--- start Supplied data ---

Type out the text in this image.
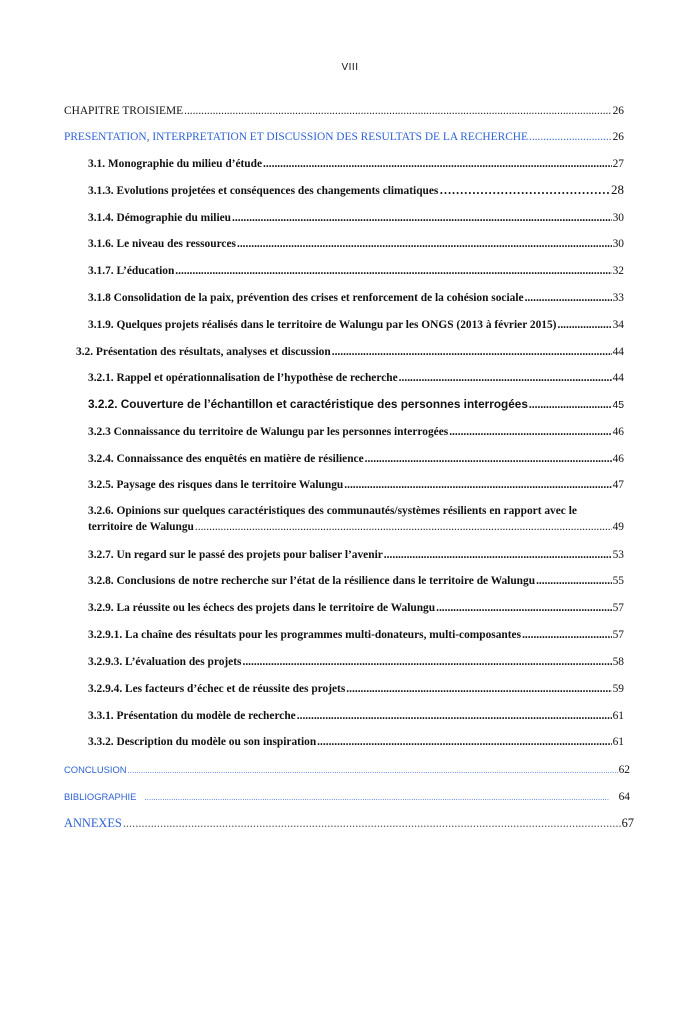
VIII
CHAPITRE TROISIEME .....	26
PRESENTATION, INTERPRETATION ET DISCUSSION DES RESULTATS DE LA RECHERCHE .....	26
3.1. Monographie du milieu d’étude .....	27
3.1.3. Evolutions projetées et conséquences des changements climatiques …………………………………………………………………………………………………………………………………………	28
3.1.4. Démographie du milieu .....	30
3.1.6. Le niveau des ressources .....	30
3.1.7. L’éducation .....	32
3.1.8 Consolidation de la paix, prévention des crises et renforcement de la cohésion sociale .....	33
3.1.9. Quelques projets réalisés dans le territoire de Walungu par les ONGS (2013 à février 2015) .....	34
3.2. Présentation des résultats, analyses et discussion .....	44
3.2.1. Rappel et opérationnalisation de l’hypothèse de recherche .....	44
3.2.2. Couverture de l’échantillon et caractéristique des personnes interrogées .....	45
3.2.3 Connaissance du territoire de Walungu par les personnes interrogées .....	46
3.2.4. Connaissance des enquêtés en matière de résilience .....	46
3.2.5. Paysage des risques dans le territoire Walungu .....	47
3.2.6. Opinions sur quelques caractéristiques des communautés/systèmes résilients en rapport avec le
territoire de Walungu .....	49
3.2.7. Un regard sur le passé des projets pour baliser l’avenir .....	53
3.2.8. Conclusions de notre recherche sur l’état de la résilience dans le territoire de Walungu .....	55
3.2.9. La réussite ou les échecs des projets dans le territoire de Walungu .....	57
3.2.9.1. La chaîne des résultats pour les programmes multi-donateurs, multi-composantes .....	57
3.2.9.3. L’évaluation des projets .....	58
3.2.9.4. Les facteurs d’échec et de réussite des projets .....	59
3.3.1. Présentation du modèle de recherche .....	61
3.3.2. Description du modèle ou son inspiration .....	61
CONCLUSION .....	62
BIBLIOGRAPHIE .....	64
ANNEXES .....	67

--- end Supplied data ---

From the data above, gather every line that includes the word "milieu".

* Completed exercise:
3.1. Monographie du milieu d’étude .....	27
3.1.4. Démographie du milieu .....	30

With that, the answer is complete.